(Lines of data)

****

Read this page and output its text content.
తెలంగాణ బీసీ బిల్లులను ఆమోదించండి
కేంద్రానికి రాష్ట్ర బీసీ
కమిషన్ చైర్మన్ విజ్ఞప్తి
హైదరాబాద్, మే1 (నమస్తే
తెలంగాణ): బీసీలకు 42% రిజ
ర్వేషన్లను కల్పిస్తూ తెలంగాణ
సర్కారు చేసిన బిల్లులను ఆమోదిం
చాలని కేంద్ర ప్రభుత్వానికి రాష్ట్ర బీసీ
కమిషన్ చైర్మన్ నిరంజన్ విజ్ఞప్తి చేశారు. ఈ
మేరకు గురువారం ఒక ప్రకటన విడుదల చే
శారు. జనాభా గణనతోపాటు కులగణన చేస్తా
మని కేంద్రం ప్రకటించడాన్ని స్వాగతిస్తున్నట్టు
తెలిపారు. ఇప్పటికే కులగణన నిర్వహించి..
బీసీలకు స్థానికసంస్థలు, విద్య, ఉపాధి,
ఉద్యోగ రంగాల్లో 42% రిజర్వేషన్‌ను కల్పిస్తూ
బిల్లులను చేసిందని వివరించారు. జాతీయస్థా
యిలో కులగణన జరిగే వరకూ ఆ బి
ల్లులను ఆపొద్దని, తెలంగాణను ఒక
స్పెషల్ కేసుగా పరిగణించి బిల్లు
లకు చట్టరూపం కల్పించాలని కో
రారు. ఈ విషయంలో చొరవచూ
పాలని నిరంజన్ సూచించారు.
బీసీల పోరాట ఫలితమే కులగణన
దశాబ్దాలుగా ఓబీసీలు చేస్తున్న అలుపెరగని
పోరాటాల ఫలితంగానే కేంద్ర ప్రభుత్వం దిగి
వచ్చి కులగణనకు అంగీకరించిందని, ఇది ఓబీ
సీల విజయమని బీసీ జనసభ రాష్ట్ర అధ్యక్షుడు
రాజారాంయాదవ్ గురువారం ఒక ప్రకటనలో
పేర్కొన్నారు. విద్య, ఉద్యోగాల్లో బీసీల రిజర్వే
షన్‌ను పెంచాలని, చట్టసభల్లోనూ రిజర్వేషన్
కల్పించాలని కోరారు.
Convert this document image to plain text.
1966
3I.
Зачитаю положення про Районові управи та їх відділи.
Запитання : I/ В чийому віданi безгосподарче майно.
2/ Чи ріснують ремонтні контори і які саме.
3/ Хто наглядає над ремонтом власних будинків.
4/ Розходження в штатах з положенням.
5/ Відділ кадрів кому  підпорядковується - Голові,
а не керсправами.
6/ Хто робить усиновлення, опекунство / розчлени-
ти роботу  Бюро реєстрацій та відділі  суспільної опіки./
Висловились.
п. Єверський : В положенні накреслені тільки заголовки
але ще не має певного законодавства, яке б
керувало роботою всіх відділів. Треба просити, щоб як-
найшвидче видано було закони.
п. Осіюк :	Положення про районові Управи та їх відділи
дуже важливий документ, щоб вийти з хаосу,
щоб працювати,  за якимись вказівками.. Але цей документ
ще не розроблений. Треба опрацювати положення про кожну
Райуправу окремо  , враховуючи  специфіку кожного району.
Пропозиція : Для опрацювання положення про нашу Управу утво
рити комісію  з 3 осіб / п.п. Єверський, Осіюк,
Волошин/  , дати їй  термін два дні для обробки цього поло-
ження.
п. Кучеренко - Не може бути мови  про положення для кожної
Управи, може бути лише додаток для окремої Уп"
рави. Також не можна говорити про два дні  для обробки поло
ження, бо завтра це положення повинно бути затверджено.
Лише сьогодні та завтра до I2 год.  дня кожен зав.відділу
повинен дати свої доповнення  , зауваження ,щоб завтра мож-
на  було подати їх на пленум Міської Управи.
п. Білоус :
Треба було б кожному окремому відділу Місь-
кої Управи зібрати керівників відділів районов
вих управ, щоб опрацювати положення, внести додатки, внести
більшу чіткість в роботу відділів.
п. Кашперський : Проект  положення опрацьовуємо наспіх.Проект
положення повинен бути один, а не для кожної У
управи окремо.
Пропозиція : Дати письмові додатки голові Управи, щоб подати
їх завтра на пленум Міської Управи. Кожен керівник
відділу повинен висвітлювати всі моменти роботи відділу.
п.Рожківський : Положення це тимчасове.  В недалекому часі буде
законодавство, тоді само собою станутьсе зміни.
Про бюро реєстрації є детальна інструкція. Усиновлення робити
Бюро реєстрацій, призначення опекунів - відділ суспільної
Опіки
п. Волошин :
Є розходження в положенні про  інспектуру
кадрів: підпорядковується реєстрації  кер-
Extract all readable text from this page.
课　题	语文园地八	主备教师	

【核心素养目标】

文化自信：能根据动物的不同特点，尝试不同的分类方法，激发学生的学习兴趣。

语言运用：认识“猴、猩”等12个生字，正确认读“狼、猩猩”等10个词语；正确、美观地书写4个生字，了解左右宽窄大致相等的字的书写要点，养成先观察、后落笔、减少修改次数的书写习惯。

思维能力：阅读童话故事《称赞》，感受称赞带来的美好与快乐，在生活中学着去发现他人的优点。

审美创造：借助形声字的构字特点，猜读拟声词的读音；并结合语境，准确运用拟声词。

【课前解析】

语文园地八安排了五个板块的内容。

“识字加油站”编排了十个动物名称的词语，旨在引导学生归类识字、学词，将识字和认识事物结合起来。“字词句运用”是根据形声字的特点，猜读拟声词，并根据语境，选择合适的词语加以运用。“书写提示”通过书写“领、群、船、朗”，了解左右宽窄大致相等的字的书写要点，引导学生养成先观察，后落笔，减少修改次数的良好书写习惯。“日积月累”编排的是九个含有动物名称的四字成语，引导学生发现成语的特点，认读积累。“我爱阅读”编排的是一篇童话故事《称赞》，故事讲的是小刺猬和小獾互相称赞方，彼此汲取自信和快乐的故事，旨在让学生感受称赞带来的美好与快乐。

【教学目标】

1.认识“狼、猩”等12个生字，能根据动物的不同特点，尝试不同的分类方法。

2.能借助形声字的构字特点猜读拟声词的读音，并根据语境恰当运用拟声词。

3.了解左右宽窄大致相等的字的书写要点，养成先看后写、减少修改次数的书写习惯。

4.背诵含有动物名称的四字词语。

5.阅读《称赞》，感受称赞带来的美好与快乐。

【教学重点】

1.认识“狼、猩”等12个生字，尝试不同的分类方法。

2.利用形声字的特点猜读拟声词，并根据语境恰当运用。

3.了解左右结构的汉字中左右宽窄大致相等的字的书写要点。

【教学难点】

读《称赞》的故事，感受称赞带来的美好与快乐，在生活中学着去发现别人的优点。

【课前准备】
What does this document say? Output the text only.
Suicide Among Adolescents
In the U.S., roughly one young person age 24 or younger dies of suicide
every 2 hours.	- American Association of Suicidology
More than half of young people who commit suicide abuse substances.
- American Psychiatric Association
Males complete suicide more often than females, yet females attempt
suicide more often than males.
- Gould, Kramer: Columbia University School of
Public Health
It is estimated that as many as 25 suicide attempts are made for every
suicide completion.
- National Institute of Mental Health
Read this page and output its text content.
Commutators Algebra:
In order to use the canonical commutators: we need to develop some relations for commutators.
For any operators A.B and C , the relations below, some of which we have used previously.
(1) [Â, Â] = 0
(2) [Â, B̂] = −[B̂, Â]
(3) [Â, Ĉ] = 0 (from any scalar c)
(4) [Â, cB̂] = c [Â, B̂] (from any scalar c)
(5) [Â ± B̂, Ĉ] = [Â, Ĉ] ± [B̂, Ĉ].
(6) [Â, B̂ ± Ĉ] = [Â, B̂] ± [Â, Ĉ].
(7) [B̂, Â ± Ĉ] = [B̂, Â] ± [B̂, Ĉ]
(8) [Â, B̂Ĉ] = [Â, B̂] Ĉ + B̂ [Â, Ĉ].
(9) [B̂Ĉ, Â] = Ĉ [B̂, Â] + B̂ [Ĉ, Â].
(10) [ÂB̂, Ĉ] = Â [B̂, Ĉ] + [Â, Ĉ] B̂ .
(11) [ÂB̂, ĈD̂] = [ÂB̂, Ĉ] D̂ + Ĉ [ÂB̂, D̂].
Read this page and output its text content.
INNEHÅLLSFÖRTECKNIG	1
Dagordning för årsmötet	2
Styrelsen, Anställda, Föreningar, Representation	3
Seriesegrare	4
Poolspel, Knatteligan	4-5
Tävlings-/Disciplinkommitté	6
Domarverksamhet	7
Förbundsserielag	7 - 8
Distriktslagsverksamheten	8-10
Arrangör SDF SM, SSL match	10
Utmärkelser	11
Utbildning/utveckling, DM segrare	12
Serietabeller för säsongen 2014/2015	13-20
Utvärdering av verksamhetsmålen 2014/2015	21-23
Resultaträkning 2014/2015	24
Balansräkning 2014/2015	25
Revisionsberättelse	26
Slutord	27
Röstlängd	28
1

****

[STATED TASK]: What is the number of lines in the listing that contain the string "Міської"? Reply with that number alone.

[ANSWER FOR THIS EXERCISE]: 2